- YOUR OBJECTIVE: Transcribe the full listing below exactly.

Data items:

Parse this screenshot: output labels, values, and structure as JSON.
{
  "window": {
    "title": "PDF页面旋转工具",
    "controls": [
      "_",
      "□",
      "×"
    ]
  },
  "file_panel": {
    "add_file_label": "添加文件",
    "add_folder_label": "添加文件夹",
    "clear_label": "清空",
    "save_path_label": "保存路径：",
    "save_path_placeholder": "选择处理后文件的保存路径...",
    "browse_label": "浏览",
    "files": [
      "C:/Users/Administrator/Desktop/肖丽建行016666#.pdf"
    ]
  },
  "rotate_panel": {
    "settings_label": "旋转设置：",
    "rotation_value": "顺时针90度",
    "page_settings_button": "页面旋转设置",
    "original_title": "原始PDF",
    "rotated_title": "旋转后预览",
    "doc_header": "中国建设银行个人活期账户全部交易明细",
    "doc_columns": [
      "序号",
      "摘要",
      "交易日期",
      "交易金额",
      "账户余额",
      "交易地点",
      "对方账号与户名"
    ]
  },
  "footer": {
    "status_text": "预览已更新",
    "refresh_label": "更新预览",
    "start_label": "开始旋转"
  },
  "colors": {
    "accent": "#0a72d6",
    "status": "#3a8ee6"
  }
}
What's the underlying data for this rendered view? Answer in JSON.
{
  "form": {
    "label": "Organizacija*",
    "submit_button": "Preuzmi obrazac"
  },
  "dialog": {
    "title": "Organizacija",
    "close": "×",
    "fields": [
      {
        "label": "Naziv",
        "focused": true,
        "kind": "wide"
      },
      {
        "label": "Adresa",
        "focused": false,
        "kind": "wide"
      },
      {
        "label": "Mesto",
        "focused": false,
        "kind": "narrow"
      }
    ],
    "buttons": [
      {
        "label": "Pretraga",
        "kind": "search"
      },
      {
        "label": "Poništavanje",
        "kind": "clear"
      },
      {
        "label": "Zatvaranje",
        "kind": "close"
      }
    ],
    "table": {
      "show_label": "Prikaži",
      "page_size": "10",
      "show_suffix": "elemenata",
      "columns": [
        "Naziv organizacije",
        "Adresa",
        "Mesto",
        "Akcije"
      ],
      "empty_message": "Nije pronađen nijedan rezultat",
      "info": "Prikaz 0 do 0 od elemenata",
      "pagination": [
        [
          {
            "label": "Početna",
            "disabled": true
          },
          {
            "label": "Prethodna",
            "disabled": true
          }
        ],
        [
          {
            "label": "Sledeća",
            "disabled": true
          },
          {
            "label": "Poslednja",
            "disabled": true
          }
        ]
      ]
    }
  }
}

- ANSWER IN FULL:
Parse this screenshot: output labels, values, and structure as JSON.
{
  "window": {
    "title": "PDF页面旋转工具",
    "controls": [
      "_",
      "□",
      "×"
    ]
  },
  "file_panel": {
    "add_file_label": "添加文件",
    "add_folder_label": "添加文件夹",
    "clear_label": "清空",
    "save_path_label": "保存路径：",
    "save_path_placeholder": "选择处理后文件的保存路径...",
    "browse_label": "浏览",
    "files": [
      "C:/Users/Administrator/Desktop/肖丽建行016666#.pdf"
    ]
  },
  "rotate_panel": {
    "settings_label": "旋转设置：",
    "rotation_value": "顺时针90度",
    "page_settings_button": "页面旋转设置",
    "original_title": "原始PDF",
    "rotated_title": "旋转后预览",
    "doc_header": "中国建设银行个人活期账户全部交易明细",
    "doc_columns": [
      "序号",
      "摘要",
      "交易日期",
      "交易金额",
      "账户余额",
      "交易地点",
      "对方账号与户名"
    ]
  },
  "footer": {
    "status_text": "预览已更新",
    "refresh_label": "更新预览",
    "start_label": "开始旋转"
  },
  "colors": {
    "accent": "#0a72d6",
    "status": "#3a8ee6"
  }
}
What's the underlying data for this rendered view? Answer in JSON.
{
  "form": {
    "label": "Organizacija*",
    "submit_button": "Preuzmi obrazac"
  },
  "dialog": {
    "title": "Organizacija",
    "close": "×",
    "fields": [
      {
        "label": "Naziv",
        "focused": true,
        "kind": "wide"
      },
      {
        "label": "Adresa",
        "focused": false,
        "kind": "wide"
      },
      {
        "label": "Mesto",
        "focused": false,
        "kind": "narrow"
      }
    ],
    "buttons": [
      {
        "label": "Pretraga",
        "kind": "search"
      },
      {
        "label": "Poništavanje",
        "kind": "clear"
      },
      {
        "label": "Zatvaranje",
        "kind": "close"
      }
    ],
    "table": {
      "show_label": "Prikaži",
      "page_size": "10",
      "show_suffix": "elemenata",
      "columns": [
        "Naziv organizacije",
        "Adresa",
        "Mesto",
        "Akcije"
      ],
      "empty_message": "Nije pronađen nijedan rezultat",
      "info": "Prikaz 0 do 0 od elemenata",
      "pagination": [
        [
          {
            "label": "Početna",
            "disabled": true
          },
          {
            "label": "Prethodna",
            "disabled": true
          }
        ],
        [
          {
            "label": "Sledeća",
            "disabled": true
          },
          {
            "label": "Poslednja",
            "disabled": true
          }
        ]
      ]
    }
  }
}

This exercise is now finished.